[Start RECORDED INFORMATION]
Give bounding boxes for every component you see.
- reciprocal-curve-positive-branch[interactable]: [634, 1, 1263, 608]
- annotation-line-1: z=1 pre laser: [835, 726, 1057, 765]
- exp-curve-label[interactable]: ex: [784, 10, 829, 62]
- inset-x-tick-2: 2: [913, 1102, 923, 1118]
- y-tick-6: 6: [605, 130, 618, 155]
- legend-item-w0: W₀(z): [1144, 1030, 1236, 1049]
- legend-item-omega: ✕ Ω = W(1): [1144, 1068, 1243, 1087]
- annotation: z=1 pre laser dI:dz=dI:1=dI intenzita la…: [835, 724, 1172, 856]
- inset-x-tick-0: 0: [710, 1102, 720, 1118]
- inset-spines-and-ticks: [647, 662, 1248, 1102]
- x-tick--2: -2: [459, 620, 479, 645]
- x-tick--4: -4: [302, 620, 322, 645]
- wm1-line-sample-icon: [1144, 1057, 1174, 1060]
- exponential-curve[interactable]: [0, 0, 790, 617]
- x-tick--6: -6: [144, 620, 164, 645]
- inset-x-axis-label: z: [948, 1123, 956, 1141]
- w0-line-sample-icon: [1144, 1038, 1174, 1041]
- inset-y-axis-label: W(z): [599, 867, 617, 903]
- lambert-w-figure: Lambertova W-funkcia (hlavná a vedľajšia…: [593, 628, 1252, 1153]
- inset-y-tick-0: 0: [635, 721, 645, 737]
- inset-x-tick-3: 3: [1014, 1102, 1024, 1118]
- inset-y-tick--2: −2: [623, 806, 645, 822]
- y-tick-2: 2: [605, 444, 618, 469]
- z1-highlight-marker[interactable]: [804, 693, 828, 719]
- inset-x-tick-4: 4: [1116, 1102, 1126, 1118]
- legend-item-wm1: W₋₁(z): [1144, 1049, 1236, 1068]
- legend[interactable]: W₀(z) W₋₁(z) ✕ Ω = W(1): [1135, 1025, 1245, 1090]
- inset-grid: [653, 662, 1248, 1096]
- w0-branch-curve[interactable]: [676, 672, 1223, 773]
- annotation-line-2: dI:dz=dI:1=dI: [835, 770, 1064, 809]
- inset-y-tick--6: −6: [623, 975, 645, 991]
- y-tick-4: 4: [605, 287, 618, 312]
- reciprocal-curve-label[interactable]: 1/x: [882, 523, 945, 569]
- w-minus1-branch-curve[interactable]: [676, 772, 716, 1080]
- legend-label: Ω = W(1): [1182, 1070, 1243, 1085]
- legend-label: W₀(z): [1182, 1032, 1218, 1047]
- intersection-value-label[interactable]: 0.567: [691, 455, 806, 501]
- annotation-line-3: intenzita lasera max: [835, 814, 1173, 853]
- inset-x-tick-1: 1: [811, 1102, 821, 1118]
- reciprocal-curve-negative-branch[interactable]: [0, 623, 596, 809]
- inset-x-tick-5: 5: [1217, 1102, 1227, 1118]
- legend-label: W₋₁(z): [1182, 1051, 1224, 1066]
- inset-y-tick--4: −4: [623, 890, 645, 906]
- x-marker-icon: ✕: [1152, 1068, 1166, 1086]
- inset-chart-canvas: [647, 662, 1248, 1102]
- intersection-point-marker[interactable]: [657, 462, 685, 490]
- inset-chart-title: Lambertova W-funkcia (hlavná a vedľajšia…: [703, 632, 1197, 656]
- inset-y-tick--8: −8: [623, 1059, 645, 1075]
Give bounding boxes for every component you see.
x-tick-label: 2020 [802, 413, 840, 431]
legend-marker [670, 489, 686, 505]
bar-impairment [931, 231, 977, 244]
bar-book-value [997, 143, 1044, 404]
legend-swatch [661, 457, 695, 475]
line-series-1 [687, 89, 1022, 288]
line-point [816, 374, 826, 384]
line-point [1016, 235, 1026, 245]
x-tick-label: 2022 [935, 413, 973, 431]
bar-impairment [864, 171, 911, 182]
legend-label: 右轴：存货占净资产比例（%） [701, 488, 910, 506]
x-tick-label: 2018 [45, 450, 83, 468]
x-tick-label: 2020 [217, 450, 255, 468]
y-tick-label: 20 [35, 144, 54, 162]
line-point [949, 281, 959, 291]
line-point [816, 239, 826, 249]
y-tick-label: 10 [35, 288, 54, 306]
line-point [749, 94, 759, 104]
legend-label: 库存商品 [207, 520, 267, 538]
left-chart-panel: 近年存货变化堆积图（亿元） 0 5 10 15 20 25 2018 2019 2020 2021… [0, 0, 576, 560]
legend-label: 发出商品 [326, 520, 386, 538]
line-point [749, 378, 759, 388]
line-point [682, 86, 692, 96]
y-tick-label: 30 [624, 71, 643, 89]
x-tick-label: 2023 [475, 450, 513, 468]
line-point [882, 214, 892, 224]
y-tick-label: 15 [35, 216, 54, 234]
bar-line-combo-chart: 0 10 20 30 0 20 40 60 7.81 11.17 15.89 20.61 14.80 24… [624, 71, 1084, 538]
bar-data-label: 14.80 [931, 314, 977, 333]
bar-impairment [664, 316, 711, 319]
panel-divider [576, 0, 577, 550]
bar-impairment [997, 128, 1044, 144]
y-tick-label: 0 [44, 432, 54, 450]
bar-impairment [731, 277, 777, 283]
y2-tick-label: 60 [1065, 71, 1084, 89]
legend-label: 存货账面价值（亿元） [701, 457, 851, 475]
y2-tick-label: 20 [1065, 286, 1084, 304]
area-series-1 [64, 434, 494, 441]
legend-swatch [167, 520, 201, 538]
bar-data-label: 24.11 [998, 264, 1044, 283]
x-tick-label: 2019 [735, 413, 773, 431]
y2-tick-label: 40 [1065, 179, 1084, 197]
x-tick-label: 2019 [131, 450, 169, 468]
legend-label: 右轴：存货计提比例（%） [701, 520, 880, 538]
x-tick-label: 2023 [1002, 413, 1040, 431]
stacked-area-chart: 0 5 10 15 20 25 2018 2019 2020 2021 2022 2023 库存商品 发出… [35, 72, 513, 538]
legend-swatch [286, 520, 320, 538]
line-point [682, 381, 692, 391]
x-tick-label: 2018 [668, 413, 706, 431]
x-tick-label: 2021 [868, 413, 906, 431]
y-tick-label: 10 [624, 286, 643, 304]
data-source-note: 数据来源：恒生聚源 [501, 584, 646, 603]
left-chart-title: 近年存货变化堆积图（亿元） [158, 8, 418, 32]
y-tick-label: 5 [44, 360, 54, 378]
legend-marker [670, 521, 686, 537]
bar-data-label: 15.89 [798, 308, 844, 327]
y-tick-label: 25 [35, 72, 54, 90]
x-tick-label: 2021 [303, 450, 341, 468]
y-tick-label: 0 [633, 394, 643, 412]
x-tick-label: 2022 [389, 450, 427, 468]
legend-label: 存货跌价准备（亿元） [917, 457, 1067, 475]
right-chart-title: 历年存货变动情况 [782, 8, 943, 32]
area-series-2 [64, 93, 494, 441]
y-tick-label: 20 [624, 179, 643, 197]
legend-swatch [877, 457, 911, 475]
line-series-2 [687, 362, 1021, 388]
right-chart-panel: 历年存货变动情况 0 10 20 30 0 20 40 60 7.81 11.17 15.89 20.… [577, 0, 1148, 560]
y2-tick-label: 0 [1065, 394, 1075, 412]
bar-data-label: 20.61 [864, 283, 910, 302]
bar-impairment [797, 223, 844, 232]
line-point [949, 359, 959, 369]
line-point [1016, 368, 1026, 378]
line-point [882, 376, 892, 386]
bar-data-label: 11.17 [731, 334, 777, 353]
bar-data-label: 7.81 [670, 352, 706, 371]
[End RECORDED INFORMATION]
Arrange every line of the data above as a JSON list of strings, one string per line, leaving out blank lines.

- COMPLETE ANSWER
[
  "Give bounding boxes for every component you see.",
  "- reciprocal-curve-positive-branch[interactable]: [634, 1, 1263, 608]",
  "- annotation-line-1: z=1 pre laser: [835, 726, 1057, 765]",
  "- exp-curve-label[interactable]: ex: [784, 10, 829, 62]",
  "- inset-x-tick-2: 2: [913, 1102, 923, 1118]",
  "- y-tick-6: 6: [605, 130, 618, 155]",
  "- legend-item-w0: W₀(z): [1144, 1030, 1236, 1049]",
  "- legend-item-omega: ✕ Ω = W(1): [1144, 1068, 1243, 1087]",
  "- annotation: z=1 pre laser dI:dz=dI:1=dI intenzita la…: [835, 724, 1172, 856]",
  "- inset-x-tick-0: 0: [710, 1102, 720, 1118]",
  "- inset-spines-and-ticks: [647, 662, 1248, 1102]",
  "- x-tick--2: -2: [459, 620, 479, 645]",
  "- x-tick--4: -4: [302, 620, 322, 645]",
  "- wm1-line-sample-icon: [1144, 1057, 1174, 1060]",
  "- exponential-curve[interactable]: [0, 0, 790, 617]",
  "- x-tick--6: -6: [144, 620, 164, 645]",
  "- inset-x-axis-label: z: [948, 1123, 956, 1141]",
  "- w0-line-sample-icon: [1144, 1038, 1174, 1041]",
  "- inset-y-axis-label: W(z): [599, 867, 617, 903]",
  "- lambert-w-figure: Lambertova W-funkcia (hlavná a vedľajšia…: [593, 628, 1252, 1153]",
  "- inset-y-tick-0: 0: [635, 721, 645, 737]",
  "- inset-x-tick-3: 3: [1014, 1102, 1024, 1118]",
  "- inset-y-tick--2: −2: [623, 806, 645, 822]",
  "- y-tick-2: 2: [605, 444, 618, 469]",
  "- z1-highlight-marker[interactable]: [804, 693, 828, 719]",
  "- inset-x-tick-4: 4: [1116, 1102, 1126, 1118]",
  "- legend-item-wm1: W₋₁(z): [1144, 1049, 1236, 1068]",
  "- legend[interactable]: W₀(z) W₋₁(z) ✕ Ω = W(1): [1135, 1025, 1245, 1090]",
  "- inset-grid: [653, 662, 1248, 1096]",
  "- w0-branch-curve[interactable]: [676, 672, 1223, 773]",
  "- annotation-line-2: dI:dz=dI:1=dI: [835, 770, 1064, 809]",
  "- inset-y-tick--6: −6: [623, 975, 645, 991]",
  "- y-tick-4: 4: [605, 287, 618, 312]",
  "- reciprocal-curve-label[interactable]: 1/x: [882, 523, 945, 569]",
  "- w-minus1-branch-curve[interactable]: [676, 772, 716, 1080]",
  "- legend-label: Ω = W(1): [1182, 1070, 1243, 1085]",
  "- legend-label: W₀(z): [1182, 1032, 1218, 1047]",
  "- intersection-value-label[interactable]: 0.567: [691, 455, 806, 501]",
  "- annotation-line-3: intenzita lasera max: [835, 814, 1173, 853]",
  "- inset-x-tick-1: 1: [811, 1102, 821, 1118]",
  "- reciprocal-curve-negative-branch[interactable]: [0, 623, 596, 809]",
  "- inset-x-tick-5: 5: [1217, 1102, 1227, 1118]",
  "- legend-label: W₋₁(z): [1182, 1051, 1224, 1066]",
  "- inset-y-tick--4: −4: [623, 890, 645, 906]",
  "- x-marker-icon: ✕: [1152, 1068, 1166, 1086]",
  "- inset-chart-canvas: [647, 662, 1248, 1102]",
  "- intersection-point-marker[interactable]: [657, 462, 685, 490]",
  "- inset-chart-title: Lambertova W-funkcia (hlavná a vedľajšia…: [703, 632, 1197, 656]",
  "- inset-y-tick--8: −8: [623, 1059, 645, 1075]",
  "Give bounding boxes for every component you see.",
  "x-tick-label: 2020 [802, 413, 840, 431]",
  "legend-marker [670, 489, 686, 505]",
  "bar-impairment [931, 231, 977, 244]",
  "bar-book-value [997, 143, 1044, 404]",
  "legend-swatch [661, 457, 695, 475]",
  "line-series-1 [687, 89, 1022, 288]",
  "line-point [816, 374, 826, 384]",
  "line-point [1016, 235, 1026, 245]",
  "x-tick-label: 2022 [935, 413, 973, 431]",
  "bar-impairment [864, 171, 911, 182]",
  "legend-label: 右轴：存货占净资产比例（%） [701, 488, 910, 506]",
  "x-tick-label: 2018 [45, 450, 83, 468]",
  "x-tick-label: 2020 [217, 450, 255, 468]",
  "y-tick-label: 20 [35, 144, 54, 162]",
  "line-point [949, 281, 959, 291]",
  "line-point [816, 239, 826, 249]",
  "y-tick-label: 10 [35, 288, 54, 306]",
  "line-point [749, 94, 759, 104]",
  "legend-label: 库存商品 [207, 520, 267, 538]",
  "left-chart-panel: 近年存货变化堆积图（亿元） 0 5 10 15 20 25 2018 2019 2020 2021… [0, 0, 576, 560]",
  "legend-label: 发出商品 [326, 520, 386, 538]",
  "line-point [749, 378, 759, 388]",
  "line-point [682, 86, 692, 96]",
  "y-tick-label: 30 [624, 71, 643, 89]",
  "x-tick-label: 2023 [475, 450, 513, 468]",
  "line-point [882, 214, 892, 224]",
  "y-tick-label: 15 [35, 216, 54, 234]",
  "bar-line-combo-chart: 0 10 20 30 0 20 40 60 7.81 11.17 15.89 20.61 14.80 24… [624, 71, 1084, 538]",
  "bar-data-label: 14.80 [931, 314, 977, 333]",
  "bar-impairment [664, 316, 711, 319]",
  "panel-divider [576, 0, 577, 550]",
  "bar-impairment [997, 128, 1044, 144]",
  "y-tick-label: 0 [44, 432, 54, 450]",
  "bar-impairment [731, 277, 777, 283]",
  "y2-tick-label: 60 [1065, 71, 1084, 89]",
  "legend-label: 存货账面价值（亿元） [701, 457, 851, 475]",
  "y2-tick-label: 20 [1065, 286, 1084, 304]",
  "area-series-1 [64, 434, 494, 441]",
  "legend-swatch [167, 520, 201, 538]",
  "bar-data-label: 24.11 [998, 264, 1044, 283]",
  "x-tick-label: 2019 [735, 413, 773, 431]",
  "y2-tick-label: 40 [1065, 179, 1084, 197]",
  "x-tick-label: 2019 [131, 450, 169, 468]",
  "legend-label: 右轴：存货计提比例（%） [701, 520, 880, 538]",
  "x-tick-label: 2023 [1002, 413, 1040, 431]",
  "stacked-area-chart: 0 5 10 15 20 25 2018 2019 2020 2021 2022 2023 库存商品 发出… [35, 72, 513, 538]",
  "legend-swatch [286, 520, 320, 538]",
  "line-point [682, 381, 692, 391]",
  "x-tick-label: 2018 [668, 413, 706, 431]",
  "x-tick-label: 2021 [868, 413, 906, 431]",
  "y-tick-label: 10 [624, 286, 643, 304]",
  "data-source-note: 数据来源：恒生聚源 [501, 584, 646, 603]",
  "left-chart-title: 近年存货变化堆积图（亿元） [158, 8, 418, 32]",
  "y-tick-label: 5 [44, 360, 54, 378]",
  "legend-marker [670, 521, 686, 537]",
  "bar-data-label: 15.89 [798, 308, 844, 327]",
  "y-tick-label: 25 [35, 72, 54, 90]",
  "x-tick-label: 2021 [303, 450, 341, 468]",
  "y-tick-label: 0 [633, 394, 643, 412]",
  "x-tick-label: 2022 [389, 450, 427, 468]",
  "legend-label: 存货跌价准备（亿元） [917, 457, 1067, 475]",
  "right-chart-title: 历年存货变动情况 [782, 8, 943, 32]",
  "area-series-2 [64, 93, 494, 441]",
  "y-tick-label: 20 [624, 179, 643, 197]",
  "legend-swatch [877, 457, 911, 475]",
  "line-series-2 [687, 362, 1021, 388]",
  "right-chart-panel: 历年存货变动情况 0 10 20 30 0 20 40 60 7.81 11.17 15.89 20.… [577, 0, 1148, 560]",
  "y2-tick-label: 0 [1065, 394, 1075, 412]",
  "bar-data-label: 20.61 [864, 283, 910, 302]",
  "bar-impairment [797, 223, 844, 232]",
  "line-point [949, 359, 959, 369]",
  "line-point [1016, 368, 1026, 378]",
  "line-point [882, 376, 892, 386]",
  "bar-data-label: 11.17 [731, 334, 777, 353]",
  "bar-data-label: 7.81 [670, 352, 706, 371]"
]